## Problem
For each line in the data below that holds "repeatmasker", return a copy.

## Dataset
= = =

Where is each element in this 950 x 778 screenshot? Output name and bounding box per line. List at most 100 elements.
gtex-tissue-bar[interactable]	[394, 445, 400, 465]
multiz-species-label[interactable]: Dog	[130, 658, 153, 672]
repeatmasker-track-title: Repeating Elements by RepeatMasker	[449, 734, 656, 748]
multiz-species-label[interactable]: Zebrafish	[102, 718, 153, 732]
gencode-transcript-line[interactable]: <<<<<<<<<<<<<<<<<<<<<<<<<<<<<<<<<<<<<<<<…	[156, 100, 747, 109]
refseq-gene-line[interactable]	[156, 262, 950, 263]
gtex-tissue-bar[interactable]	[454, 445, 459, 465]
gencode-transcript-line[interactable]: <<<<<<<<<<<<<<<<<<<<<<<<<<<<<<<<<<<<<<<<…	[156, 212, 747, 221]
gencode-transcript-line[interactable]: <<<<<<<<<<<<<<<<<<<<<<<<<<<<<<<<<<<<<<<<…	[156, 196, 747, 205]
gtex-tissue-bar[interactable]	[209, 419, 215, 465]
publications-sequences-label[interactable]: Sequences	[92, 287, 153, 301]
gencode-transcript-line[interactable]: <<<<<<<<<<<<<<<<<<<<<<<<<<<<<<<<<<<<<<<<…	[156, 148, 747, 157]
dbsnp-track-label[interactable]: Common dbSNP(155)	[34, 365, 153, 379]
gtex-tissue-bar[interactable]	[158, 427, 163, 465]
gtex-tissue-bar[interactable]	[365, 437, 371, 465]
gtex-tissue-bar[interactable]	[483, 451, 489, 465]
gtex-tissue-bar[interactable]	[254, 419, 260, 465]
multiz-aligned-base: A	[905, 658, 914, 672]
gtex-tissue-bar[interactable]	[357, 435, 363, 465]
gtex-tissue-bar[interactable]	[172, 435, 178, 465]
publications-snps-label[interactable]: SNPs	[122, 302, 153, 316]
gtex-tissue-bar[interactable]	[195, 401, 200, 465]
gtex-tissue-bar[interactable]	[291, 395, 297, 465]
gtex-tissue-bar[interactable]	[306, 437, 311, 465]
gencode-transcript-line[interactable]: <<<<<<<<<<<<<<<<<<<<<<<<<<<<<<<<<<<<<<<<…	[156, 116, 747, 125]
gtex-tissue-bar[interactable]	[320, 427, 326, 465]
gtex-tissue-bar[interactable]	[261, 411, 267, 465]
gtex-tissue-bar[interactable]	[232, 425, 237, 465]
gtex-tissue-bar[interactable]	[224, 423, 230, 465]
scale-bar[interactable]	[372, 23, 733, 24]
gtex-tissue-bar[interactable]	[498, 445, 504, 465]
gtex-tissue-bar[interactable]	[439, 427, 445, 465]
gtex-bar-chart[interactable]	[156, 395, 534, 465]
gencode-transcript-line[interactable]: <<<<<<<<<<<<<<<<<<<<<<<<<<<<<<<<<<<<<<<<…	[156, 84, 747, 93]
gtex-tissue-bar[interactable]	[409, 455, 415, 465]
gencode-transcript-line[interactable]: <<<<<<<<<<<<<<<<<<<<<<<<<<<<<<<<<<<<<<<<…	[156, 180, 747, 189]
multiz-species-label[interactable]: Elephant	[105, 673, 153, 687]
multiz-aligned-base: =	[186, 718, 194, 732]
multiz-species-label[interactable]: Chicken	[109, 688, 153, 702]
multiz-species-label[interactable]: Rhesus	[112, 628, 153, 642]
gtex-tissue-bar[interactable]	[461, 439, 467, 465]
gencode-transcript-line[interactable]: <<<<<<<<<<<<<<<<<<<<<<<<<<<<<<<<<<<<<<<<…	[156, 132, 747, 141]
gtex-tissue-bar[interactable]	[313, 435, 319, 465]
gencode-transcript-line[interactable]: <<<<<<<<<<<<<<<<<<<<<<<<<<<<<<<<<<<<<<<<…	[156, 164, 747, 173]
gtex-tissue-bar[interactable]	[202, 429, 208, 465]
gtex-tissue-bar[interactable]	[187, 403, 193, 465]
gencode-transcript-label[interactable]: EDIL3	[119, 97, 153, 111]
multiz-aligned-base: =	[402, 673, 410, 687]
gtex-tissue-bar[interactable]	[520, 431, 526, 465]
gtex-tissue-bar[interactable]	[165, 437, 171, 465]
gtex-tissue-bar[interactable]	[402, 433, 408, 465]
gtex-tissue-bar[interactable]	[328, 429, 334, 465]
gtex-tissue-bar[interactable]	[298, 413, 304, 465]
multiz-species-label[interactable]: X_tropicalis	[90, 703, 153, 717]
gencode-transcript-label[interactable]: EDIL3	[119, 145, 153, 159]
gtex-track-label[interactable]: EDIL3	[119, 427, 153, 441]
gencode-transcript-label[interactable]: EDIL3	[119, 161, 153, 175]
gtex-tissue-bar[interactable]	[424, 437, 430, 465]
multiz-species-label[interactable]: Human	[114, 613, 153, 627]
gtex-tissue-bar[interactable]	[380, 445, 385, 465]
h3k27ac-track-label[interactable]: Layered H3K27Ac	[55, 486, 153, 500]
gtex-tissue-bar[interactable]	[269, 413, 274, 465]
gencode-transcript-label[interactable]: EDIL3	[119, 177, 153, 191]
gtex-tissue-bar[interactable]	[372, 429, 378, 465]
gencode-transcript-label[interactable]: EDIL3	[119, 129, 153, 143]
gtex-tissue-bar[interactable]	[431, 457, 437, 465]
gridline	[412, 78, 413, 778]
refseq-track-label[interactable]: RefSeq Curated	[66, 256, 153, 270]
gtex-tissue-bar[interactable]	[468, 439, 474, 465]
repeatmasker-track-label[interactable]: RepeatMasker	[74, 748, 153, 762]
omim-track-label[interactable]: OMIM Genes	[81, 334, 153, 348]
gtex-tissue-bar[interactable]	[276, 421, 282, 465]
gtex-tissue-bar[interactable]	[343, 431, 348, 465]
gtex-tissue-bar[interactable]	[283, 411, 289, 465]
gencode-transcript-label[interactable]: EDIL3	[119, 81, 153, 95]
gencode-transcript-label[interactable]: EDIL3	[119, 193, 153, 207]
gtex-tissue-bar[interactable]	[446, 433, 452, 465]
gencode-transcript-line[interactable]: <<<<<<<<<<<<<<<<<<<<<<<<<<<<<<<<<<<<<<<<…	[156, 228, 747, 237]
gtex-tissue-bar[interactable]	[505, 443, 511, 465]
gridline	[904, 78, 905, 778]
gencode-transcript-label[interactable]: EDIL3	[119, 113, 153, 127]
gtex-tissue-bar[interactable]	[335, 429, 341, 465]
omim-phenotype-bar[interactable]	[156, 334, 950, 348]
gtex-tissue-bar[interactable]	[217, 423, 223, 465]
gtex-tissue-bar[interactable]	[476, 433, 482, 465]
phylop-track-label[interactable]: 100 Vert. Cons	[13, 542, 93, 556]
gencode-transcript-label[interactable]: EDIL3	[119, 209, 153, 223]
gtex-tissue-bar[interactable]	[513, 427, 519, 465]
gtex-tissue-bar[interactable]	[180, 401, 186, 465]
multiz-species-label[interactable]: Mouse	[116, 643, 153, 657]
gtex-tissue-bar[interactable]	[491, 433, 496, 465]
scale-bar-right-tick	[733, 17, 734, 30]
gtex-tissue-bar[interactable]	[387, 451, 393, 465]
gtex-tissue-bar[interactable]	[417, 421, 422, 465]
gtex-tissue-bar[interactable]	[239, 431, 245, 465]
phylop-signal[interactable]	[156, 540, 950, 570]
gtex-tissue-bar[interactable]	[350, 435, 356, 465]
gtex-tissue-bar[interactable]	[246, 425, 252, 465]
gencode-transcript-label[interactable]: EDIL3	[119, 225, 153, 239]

= = =

## Completed exercise
repeatmasker-track-title: Repeating Elements by RepeatMasker	[449, 734, 656, 748]
repeatmasker-track-label[interactable]: RepeatMasker	[74, 748, 153, 762]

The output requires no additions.